TASK DIRECTIONS
Copy nothing but the text: repeat each entry exactly and drop the images.

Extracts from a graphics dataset
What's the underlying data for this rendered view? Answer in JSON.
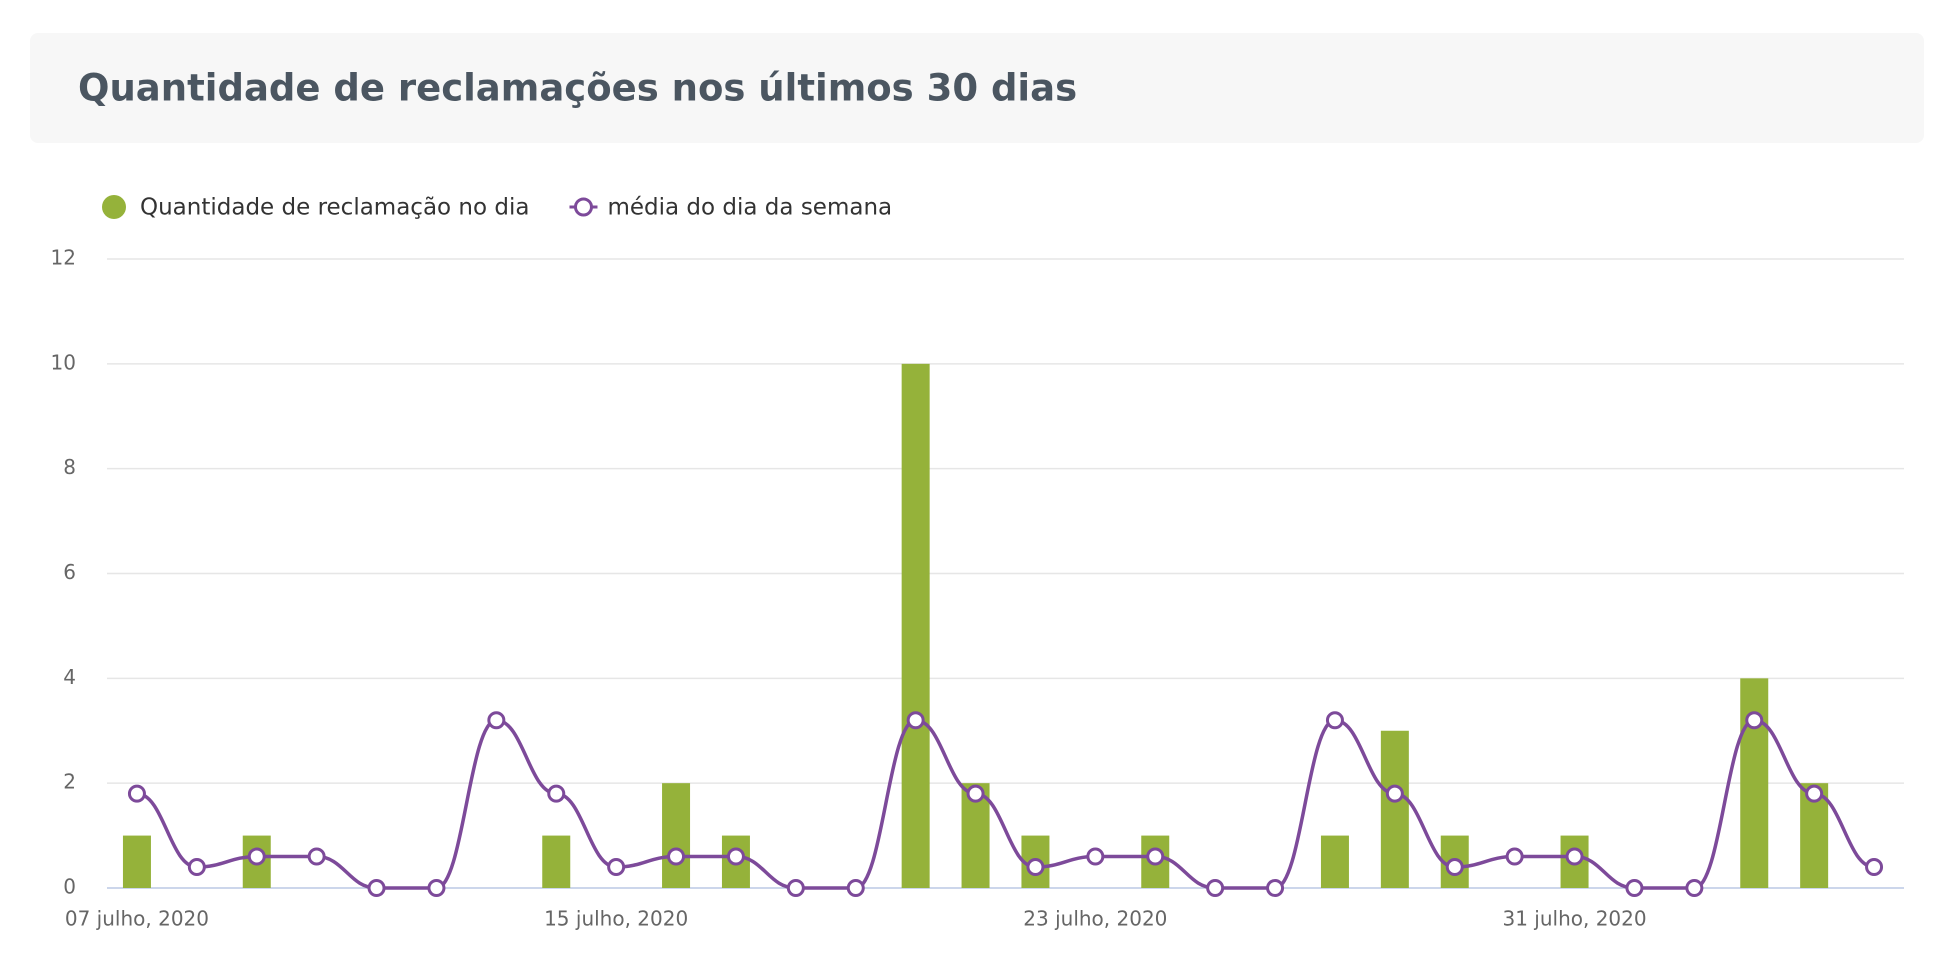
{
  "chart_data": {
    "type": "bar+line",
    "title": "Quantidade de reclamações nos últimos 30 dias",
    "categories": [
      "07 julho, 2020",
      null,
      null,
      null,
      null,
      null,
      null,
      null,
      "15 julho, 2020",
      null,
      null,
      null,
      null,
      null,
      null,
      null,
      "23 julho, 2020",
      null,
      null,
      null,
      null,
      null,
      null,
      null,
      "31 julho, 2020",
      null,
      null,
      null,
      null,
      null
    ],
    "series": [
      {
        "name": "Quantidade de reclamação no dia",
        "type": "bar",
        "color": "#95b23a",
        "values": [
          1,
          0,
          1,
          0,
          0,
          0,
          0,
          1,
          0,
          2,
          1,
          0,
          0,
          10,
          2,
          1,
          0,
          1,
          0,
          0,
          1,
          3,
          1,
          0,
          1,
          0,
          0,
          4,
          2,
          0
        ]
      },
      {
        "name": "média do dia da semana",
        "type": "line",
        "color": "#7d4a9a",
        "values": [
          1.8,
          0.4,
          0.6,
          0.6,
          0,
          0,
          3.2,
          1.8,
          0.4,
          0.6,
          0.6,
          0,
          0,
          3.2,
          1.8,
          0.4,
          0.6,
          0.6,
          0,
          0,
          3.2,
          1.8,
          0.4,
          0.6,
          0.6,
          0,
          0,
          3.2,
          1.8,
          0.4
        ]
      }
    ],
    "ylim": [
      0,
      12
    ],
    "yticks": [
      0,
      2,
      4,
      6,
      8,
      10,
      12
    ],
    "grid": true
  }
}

TASK RESULT
What's the underlying data for this rendered view? Answer in JSON.
{
  "chart_data": {
    "type": "bar+line",
    "title": "Quantidade de reclamações nos últimos 30 dias",
    "categories": [
      "07 julho, 2020",
      null,
      null,
      null,
      null,
      null,
      null,
      null,
      "15 julho, 2020",
      null,
      null,
      null,
      null,
      null,
      null,
      null,
      "23 julho, 2020",
      null,
      null,
      null,
      null,
      null,
      null,
      null,
      "31 julho, 2020",
      null,
      null,
      null,
      null,
      null
    ],
    "series": [
      {
        "name": "Quantidade de reclamação no dia",
        "type": "bar",
        "color": "#95b23a",
        "values": [
          1,
          0,
          1,
          0,
          0,
          0,
          0,
          1,
          0,
          2,
          1,
          0,
          0,
          10,
          2,
          1,
          0,
          1,
          0,
          0,
          1,
          3,
          1,
          0,
          1,
          0,
          0,
          4,
          2,
          0
        ]
      },
      {
        "name": "média do dia da semana",
        "type": "line",
        "color": "#7d4a9a",
        "values": [
          1.8,
          0.4,
          0.6,
          0.6,
          0,
          0,
          3.2,
          1.8,
          0.4,
          0.6,
          0.6,
          0,
          0,
          3.2,
          1.8,
          0.4,
          0.6,
          0.6,
          0,
          0,
          3.2,
          1.8,
          0.4,
          0.6,
          0.6,
          0,
          0,
          3.2,
          1.8,
          0.4
        ]
      }
    ],
    "ylim": [
      0,
      12
    ],
    "yticks": [
      0,
      2,
      4,
      6,
      8,
      10,
      12
    ],
    "grid": true
  }
}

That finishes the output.